TASK DESCRIPTION: Below are records. Copy every line with "Value" in it.

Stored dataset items

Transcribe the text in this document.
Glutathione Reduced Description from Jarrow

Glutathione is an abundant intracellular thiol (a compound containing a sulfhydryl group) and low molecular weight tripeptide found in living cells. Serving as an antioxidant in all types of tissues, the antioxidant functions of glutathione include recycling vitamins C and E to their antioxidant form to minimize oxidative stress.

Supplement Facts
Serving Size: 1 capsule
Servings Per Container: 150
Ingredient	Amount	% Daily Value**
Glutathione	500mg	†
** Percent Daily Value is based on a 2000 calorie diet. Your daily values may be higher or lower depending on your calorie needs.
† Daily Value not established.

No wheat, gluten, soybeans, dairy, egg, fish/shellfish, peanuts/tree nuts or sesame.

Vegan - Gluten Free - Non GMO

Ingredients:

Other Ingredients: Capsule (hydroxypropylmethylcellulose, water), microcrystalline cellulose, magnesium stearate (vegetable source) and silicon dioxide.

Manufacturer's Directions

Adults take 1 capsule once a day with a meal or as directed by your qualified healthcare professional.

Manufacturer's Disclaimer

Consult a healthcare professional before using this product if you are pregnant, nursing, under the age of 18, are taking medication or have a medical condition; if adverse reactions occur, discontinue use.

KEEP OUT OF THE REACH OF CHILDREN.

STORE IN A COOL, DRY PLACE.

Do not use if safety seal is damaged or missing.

WRITTEN RESPONSE:
Ingredient	Amount	% Daily Value**
** Percent Daily Value is based on a 2000 calorie diet. Your daily values may be higher or lower depending on your calorie needs.
† Daily Value not established.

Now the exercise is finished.